- [DATASET RECORDS]:
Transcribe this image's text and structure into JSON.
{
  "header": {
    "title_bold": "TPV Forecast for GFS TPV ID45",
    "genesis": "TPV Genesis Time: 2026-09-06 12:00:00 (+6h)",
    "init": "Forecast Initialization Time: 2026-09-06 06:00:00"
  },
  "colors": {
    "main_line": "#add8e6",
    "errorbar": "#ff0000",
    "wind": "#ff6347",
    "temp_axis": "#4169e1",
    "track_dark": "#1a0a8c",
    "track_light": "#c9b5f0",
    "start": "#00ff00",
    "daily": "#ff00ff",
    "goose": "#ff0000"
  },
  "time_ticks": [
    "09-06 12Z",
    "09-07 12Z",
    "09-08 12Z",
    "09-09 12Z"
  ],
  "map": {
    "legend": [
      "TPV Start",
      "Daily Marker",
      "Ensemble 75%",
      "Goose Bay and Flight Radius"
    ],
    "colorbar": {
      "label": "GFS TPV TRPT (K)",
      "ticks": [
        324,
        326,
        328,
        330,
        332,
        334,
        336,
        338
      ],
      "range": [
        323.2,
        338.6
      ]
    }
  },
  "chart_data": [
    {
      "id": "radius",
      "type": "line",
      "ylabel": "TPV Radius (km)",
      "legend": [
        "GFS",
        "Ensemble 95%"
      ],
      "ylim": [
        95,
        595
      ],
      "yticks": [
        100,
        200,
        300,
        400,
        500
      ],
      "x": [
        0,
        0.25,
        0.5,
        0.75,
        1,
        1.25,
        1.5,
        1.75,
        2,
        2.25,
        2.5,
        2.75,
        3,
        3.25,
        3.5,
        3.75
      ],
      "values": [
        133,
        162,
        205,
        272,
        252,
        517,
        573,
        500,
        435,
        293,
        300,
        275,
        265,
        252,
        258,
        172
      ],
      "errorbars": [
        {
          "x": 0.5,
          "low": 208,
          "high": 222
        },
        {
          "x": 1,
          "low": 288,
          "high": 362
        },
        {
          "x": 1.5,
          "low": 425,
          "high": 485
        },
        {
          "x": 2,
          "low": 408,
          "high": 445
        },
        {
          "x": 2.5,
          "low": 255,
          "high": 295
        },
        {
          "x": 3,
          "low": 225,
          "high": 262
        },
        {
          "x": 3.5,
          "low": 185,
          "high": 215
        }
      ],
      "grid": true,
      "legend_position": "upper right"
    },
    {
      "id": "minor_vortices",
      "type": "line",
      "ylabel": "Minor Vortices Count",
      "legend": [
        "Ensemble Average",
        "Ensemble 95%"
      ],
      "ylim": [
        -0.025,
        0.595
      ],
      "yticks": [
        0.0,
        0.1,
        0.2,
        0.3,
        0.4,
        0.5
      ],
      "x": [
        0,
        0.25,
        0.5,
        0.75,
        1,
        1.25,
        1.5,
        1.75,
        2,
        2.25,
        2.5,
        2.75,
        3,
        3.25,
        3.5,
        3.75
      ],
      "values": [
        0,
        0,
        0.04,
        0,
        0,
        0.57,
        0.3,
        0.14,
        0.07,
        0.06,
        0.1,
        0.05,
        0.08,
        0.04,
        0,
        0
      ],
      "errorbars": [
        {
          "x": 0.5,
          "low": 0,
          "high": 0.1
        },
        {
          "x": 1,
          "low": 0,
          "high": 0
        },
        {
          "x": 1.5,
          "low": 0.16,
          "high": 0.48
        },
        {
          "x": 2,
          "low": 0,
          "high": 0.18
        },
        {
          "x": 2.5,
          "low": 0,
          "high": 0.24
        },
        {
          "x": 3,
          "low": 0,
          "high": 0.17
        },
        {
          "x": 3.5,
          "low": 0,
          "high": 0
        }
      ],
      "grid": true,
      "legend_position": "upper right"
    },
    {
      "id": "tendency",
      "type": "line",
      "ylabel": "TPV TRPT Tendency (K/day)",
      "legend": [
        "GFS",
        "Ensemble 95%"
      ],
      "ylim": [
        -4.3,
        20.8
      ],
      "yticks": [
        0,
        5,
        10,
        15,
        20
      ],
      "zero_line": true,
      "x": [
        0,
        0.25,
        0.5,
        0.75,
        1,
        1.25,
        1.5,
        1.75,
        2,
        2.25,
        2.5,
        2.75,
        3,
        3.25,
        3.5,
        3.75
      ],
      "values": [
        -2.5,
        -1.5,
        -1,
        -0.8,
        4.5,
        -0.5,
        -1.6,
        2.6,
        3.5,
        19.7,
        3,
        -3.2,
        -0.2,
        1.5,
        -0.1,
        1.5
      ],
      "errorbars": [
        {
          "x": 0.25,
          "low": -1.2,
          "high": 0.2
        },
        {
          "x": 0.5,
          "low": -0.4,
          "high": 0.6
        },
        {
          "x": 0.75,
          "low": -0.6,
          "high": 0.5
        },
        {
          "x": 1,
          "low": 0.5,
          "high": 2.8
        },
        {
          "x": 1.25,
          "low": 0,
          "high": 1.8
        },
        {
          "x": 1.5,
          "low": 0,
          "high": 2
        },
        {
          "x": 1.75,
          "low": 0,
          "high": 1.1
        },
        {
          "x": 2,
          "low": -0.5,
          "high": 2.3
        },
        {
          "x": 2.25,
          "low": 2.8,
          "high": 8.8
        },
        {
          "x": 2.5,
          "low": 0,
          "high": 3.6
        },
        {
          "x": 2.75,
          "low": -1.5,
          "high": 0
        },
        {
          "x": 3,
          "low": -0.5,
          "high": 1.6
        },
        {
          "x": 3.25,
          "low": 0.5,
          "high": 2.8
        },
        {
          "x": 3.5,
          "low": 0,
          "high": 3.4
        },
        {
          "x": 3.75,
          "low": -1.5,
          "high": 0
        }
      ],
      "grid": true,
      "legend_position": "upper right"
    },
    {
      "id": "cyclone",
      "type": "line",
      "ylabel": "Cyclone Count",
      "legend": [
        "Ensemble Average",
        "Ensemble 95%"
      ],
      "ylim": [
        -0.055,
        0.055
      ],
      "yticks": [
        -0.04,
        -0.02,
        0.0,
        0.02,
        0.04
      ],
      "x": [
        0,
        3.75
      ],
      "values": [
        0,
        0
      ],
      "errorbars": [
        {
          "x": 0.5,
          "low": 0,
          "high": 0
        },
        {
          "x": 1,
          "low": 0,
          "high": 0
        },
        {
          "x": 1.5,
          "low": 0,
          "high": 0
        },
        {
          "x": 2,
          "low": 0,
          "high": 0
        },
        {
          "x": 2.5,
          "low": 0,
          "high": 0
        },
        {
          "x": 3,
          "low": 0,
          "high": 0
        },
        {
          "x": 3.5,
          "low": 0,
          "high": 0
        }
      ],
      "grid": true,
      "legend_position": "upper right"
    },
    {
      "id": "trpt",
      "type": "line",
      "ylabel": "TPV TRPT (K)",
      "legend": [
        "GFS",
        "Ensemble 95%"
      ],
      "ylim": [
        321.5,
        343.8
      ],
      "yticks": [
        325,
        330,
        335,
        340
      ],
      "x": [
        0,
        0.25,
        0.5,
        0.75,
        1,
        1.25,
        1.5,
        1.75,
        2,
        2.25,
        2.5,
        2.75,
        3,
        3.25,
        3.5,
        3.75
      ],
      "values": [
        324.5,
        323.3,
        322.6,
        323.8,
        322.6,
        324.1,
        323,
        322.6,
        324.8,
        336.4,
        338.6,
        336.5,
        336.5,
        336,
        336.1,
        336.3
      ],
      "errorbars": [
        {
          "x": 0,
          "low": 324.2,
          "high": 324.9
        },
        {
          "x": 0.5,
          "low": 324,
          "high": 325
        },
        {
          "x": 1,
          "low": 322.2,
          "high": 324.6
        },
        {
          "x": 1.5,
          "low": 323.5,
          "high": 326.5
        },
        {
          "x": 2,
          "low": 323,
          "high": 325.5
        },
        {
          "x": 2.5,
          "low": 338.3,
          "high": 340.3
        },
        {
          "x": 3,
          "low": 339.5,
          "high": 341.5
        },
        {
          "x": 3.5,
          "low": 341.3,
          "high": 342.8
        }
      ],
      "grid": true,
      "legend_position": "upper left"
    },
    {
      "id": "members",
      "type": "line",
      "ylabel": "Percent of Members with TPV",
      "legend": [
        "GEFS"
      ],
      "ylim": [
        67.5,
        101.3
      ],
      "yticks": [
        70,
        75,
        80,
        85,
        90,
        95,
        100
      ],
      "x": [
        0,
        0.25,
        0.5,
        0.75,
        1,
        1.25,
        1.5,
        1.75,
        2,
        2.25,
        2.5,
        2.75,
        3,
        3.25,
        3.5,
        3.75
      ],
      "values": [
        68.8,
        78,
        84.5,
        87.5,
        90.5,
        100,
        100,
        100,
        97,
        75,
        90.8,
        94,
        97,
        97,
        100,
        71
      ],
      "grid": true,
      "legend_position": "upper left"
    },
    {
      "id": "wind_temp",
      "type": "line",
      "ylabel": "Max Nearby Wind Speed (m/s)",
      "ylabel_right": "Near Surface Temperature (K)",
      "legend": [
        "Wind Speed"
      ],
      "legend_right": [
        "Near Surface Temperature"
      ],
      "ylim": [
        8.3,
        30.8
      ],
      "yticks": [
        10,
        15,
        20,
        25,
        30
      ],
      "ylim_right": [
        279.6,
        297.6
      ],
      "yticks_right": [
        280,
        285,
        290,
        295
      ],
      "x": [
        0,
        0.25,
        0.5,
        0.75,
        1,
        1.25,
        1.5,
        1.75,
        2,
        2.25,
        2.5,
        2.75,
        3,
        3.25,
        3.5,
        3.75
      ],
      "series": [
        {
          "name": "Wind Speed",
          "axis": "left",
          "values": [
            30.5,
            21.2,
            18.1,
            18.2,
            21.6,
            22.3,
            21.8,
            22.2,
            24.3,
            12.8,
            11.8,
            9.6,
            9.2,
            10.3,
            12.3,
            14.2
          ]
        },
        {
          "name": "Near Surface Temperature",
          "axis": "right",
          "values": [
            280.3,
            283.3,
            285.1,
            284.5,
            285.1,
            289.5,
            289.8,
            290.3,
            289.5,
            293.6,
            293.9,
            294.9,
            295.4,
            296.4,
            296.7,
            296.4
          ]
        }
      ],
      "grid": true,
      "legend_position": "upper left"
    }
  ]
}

- [WHAT TO WORK ON]:
Search the entries for the word "Forecast" and gather every line where it appears.

- [YOUR RESPONSE]:
    "title_bold": "TPV Forecast for GFS TPV ID45",
    "init": "Forecast Initialization Time: 2026-09-06 06:00:00"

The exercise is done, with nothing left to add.